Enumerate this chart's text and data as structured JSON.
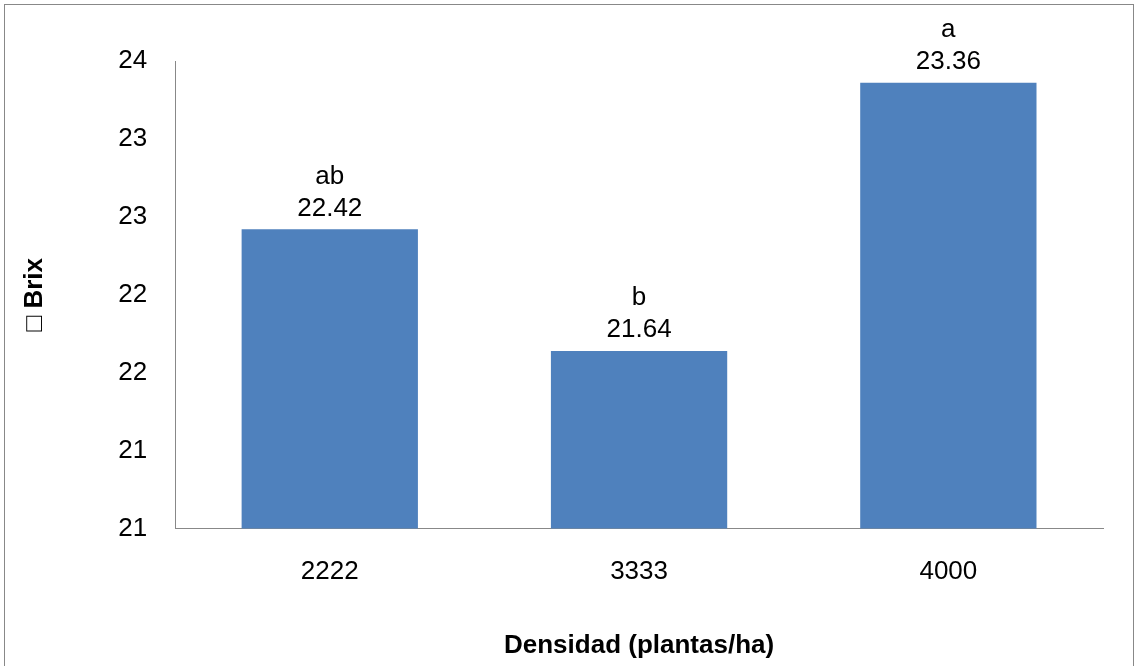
{
  "chart_data": {
    "type": "bar",
    "xlabel": "Densidad (plantas/ha)",
    "ylabel": "□ Brix",
    "categories": [
      "2222",
      "3333",
      "4000"
    ],
    "values": [
      22.42,
      21.64,
      23.36
    ],
    "color": "#4f81bd",
    "ylim": [
      20.5,
      23.5
    ],
    "yticks": [
      {
        "value": 20.5,
        "label": "21"
      },
      {
        "value": 21,
        "label": "21"
      },
      {
        "value": 21.5,
        "label": "22"
      },
      {
        "value": 22,
        "label": "22"
      },
      {
        "value": 22.5,
        "label": "23"
      },
      {
        "value": 23,
        "label": "23"
      },
      {
        "value": 23.5,
        "label": "24"
      }
    ],
    "data_labels": true,
    "annotations": [
      {
        "text": "ab",
        "x": "2222",
        "y": 22.42
      },
      {
        "text": "b",
        "x": "3333",
        "y": 21.64
      },
      {
        "text": "a",
        "x": "4000",
        "y": 23.36
      }
    ]
  }
}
..............................
Transcribe the listing in full and omit the pictures.

Enumerate this chart's text and data as structured JSON.
{
  "chart_data": {
    "type": "bar",
    "xlabel": "Densidad (plantas/ha)",
    "ylabel": "□ Brix",
    "categories": [
      "2222",
      "3333",
      "4000"
    ],
    "values": [
      22.42,
      21.64,
      23.36
    ],
    "color": "#4f81bd",
    "ylim": [
      20.5,
      23.5
    ],
    "yticks": [
      {
        "value": 20.5,
        "label": "21"
      },
      {
        "value": 21,
        "label": "21"
      },
      {
        "value": 21.5,
        "label": "22"
      },
      {
        "value": 22,
        "label": "22"
      },
      {
        "value": 22.5,
        "label": "23"
      },
      {
        "value": 23,
        "label": "23"
      },
      {
        "value": 23.5,
        "label": "24"
      }
    ],
    "data_labels": true,
    "annotations": [
      {
        "text": "ab",
        "x": "2222",
        "y": 22.42
      },
      {
        "text": "b",
        "x": "3333",
        "y": 21.64
      },
      {
        "text": "a",
        "x": "4000",
        "y": 23.36
      }
    ]
  }
}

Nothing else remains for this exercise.